"""

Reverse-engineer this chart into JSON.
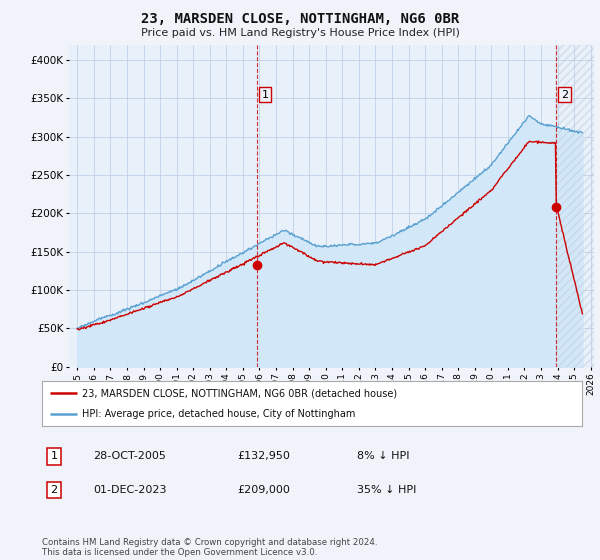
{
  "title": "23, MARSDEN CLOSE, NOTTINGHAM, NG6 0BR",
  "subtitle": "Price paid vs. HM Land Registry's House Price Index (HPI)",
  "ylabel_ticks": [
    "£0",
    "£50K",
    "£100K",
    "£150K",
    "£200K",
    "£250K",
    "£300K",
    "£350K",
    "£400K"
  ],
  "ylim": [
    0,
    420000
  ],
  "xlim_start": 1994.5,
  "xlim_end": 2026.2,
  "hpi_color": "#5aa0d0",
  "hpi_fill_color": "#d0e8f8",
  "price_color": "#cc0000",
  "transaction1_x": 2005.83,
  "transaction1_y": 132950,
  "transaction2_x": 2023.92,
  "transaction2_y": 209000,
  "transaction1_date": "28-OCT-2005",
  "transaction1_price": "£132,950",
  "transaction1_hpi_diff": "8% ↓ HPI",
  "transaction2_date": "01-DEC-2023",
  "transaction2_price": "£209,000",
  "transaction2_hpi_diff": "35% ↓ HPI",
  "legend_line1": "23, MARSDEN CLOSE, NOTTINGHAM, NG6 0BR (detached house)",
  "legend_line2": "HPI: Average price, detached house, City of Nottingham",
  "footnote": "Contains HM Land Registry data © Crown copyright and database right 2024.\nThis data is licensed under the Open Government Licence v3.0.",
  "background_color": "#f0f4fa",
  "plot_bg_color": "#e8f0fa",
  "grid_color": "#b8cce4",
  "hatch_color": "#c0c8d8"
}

"""

Show each line in the entries that holds the string "MARSDEN".

Response to the task
  "title": "23, MARSDEN CLOSE, NOTTINGHAM, NG6 0BR",
  "legend_line1": "23, MARSDEN CLOSE, NOTTINGHAM, NG6 0BR (detached house)",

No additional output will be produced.